- [DATA LISTING]
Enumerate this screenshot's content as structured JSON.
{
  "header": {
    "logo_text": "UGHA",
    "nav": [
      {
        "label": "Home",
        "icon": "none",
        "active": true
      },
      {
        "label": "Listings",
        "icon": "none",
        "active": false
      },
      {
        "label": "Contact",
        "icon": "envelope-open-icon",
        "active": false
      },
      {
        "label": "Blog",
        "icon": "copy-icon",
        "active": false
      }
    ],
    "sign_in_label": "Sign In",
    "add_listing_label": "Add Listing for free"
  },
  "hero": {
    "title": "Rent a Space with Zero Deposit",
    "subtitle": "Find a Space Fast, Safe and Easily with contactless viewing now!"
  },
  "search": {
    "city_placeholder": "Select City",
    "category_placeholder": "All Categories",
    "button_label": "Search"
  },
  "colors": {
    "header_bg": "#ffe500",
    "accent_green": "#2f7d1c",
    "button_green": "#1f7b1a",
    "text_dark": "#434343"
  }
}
...
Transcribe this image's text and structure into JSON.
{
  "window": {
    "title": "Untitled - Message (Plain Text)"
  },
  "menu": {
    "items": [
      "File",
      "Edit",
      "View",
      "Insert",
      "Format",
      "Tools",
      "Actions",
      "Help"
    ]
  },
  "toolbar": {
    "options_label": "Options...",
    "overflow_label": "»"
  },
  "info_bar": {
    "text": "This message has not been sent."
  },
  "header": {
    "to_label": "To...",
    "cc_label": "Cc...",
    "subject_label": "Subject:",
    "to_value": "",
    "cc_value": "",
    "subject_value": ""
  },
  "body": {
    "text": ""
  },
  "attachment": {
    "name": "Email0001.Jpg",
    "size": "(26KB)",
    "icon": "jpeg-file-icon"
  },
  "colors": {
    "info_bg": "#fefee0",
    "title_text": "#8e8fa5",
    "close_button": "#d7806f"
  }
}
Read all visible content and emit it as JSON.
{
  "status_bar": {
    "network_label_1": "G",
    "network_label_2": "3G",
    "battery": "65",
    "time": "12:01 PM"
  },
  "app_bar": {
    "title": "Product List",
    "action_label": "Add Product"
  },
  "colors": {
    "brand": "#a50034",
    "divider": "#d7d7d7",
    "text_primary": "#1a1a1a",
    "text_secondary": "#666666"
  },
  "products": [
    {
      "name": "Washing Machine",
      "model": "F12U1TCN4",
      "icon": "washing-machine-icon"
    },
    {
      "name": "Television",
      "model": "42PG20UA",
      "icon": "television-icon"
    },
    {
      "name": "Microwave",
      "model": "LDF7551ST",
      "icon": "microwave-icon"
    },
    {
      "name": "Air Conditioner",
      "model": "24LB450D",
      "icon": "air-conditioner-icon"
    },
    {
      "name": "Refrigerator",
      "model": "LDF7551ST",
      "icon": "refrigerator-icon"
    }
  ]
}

- [EXERCISE DESCRIPTION] Extract every line above containing the word "content".

- [EXERCISE OUTPUT]
Enumerate this screenshot's content as structured JSON.
Read all visible content and emit it as JSON.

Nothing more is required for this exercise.